## THE EXERCISE
Gather every line of the entries that includes the word "team".
*-*-*
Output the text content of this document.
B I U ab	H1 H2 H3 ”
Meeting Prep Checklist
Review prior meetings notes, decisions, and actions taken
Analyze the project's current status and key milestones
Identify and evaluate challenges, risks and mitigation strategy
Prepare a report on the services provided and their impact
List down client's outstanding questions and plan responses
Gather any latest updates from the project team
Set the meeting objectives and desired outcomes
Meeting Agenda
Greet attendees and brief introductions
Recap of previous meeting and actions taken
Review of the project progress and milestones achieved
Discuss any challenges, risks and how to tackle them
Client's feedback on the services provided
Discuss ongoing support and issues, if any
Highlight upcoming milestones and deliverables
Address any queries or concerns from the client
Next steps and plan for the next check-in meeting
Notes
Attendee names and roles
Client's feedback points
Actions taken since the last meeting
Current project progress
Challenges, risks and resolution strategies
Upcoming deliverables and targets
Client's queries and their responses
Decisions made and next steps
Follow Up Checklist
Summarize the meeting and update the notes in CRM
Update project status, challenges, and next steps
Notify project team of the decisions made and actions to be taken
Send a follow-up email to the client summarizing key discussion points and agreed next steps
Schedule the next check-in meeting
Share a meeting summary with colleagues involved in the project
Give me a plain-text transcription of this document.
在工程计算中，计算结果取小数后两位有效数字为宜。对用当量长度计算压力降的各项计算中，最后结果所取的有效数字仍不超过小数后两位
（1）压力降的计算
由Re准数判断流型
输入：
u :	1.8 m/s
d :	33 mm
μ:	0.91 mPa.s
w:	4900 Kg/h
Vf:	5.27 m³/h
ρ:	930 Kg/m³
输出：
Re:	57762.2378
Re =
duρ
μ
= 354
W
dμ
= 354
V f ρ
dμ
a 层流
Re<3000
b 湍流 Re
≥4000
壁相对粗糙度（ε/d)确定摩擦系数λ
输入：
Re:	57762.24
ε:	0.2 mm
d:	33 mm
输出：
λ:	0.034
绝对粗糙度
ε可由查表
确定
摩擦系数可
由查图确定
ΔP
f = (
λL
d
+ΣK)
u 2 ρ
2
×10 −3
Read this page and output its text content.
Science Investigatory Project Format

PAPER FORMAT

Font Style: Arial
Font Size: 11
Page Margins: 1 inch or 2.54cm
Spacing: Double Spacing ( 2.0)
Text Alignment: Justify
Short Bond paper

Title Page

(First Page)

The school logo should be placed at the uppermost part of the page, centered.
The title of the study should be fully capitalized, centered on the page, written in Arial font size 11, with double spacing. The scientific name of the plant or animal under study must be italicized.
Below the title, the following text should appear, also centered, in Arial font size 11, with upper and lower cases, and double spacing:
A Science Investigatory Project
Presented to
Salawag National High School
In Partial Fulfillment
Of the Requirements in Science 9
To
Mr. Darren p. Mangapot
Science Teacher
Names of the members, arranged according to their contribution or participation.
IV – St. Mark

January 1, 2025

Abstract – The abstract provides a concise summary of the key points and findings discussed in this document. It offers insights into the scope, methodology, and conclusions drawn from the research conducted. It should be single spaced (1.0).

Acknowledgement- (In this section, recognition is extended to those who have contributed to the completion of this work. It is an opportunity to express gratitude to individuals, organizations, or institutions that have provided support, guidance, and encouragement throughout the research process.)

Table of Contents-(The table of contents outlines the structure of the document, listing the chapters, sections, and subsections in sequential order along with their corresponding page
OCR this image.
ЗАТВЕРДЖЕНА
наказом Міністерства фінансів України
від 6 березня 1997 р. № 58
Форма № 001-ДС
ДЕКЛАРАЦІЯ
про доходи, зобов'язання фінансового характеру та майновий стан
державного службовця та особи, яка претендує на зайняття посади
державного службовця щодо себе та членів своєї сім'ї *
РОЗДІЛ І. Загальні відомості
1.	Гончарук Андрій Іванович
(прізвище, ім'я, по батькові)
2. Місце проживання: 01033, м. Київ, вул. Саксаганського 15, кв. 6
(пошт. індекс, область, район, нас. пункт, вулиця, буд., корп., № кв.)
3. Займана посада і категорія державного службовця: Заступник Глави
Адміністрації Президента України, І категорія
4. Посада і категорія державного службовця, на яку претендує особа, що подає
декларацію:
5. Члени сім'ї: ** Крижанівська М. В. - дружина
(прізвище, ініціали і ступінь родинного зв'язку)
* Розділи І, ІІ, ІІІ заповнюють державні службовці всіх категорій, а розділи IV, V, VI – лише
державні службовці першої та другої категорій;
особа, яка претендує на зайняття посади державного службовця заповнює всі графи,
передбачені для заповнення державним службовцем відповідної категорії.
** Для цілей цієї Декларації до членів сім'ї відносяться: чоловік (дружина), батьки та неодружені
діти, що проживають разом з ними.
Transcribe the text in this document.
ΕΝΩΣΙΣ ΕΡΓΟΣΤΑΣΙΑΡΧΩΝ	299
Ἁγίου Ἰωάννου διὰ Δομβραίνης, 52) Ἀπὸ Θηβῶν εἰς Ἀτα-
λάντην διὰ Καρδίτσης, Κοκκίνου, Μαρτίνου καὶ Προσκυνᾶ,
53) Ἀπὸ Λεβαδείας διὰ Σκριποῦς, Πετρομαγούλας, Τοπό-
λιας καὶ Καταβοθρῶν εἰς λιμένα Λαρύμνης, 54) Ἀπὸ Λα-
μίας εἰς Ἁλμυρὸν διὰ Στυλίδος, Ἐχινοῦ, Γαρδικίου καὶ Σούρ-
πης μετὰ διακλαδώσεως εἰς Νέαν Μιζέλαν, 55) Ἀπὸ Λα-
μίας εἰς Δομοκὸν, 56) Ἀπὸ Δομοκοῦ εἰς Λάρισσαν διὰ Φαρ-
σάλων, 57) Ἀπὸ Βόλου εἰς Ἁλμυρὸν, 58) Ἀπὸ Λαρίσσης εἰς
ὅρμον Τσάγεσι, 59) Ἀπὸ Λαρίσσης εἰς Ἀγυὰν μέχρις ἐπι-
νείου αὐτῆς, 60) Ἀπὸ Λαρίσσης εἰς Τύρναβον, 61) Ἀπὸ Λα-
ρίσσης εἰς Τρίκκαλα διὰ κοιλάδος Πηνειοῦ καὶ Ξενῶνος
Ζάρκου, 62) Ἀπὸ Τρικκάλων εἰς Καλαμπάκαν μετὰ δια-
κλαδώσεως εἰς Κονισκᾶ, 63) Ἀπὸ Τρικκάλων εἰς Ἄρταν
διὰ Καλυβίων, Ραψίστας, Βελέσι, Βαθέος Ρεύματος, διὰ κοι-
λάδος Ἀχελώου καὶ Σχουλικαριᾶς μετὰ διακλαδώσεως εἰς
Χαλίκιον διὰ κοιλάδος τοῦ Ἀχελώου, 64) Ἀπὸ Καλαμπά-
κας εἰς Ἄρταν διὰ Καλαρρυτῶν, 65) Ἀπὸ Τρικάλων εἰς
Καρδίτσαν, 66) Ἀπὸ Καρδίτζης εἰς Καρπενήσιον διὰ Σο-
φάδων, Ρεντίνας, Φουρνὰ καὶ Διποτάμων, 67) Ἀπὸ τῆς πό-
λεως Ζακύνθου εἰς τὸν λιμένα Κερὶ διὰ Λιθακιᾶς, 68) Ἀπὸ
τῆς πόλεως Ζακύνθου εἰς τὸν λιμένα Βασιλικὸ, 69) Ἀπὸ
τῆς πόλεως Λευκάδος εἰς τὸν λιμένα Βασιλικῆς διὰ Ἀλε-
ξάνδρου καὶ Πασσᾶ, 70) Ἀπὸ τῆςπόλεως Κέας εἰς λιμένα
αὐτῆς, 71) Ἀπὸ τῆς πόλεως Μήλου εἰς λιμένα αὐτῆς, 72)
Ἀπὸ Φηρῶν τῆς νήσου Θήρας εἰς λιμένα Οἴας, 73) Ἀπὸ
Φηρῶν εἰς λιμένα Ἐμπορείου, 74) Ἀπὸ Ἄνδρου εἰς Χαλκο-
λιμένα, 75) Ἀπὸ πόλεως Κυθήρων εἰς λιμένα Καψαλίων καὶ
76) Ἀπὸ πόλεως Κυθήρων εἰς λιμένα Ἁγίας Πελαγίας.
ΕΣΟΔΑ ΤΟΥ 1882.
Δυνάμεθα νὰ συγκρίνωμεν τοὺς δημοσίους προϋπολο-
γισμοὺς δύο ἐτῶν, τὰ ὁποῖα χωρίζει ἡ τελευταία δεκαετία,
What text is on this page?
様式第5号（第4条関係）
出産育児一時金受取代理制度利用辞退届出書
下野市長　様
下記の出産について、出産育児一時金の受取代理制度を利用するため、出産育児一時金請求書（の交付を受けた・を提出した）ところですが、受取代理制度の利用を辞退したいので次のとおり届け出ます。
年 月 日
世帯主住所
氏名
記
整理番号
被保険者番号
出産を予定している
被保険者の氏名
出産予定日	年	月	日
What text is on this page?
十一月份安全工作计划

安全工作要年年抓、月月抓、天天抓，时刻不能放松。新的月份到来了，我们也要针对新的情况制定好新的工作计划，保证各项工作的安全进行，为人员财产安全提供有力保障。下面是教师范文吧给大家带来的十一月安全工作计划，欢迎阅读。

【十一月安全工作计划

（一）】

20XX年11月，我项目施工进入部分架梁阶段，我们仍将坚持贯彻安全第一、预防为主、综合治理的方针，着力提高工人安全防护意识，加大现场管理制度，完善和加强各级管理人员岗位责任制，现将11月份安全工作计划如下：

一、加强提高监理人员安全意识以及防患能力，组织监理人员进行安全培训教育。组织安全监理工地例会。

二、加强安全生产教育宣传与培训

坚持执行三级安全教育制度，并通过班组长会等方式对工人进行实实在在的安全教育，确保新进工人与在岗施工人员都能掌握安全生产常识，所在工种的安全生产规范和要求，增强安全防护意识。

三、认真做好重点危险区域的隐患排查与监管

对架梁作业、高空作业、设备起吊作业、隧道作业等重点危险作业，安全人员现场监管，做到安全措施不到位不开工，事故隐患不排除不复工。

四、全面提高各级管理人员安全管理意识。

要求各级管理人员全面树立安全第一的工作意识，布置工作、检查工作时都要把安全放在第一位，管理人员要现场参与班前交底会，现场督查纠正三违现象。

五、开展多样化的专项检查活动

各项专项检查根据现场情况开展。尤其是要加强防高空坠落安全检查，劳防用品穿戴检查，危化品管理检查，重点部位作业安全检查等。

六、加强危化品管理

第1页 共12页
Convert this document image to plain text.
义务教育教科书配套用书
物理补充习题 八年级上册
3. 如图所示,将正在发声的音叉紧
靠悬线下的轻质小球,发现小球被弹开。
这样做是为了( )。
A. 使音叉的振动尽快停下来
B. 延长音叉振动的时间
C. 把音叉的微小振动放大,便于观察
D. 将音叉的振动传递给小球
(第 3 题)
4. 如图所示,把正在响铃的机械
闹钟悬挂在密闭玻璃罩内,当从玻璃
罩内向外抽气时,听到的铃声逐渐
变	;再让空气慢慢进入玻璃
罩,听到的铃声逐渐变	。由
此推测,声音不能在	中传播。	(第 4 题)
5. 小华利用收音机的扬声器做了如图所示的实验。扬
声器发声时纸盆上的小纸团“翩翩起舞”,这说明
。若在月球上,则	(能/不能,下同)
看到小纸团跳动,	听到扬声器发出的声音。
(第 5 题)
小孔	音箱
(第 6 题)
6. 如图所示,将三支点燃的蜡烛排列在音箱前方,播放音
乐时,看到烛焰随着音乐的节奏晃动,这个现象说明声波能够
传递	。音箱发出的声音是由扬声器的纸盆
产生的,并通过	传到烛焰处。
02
*-*-*
## RESPONSE FOR THIS EXERCISE
Gather any latest updates from the project team
Notify project team of the decisions made and actions to be taken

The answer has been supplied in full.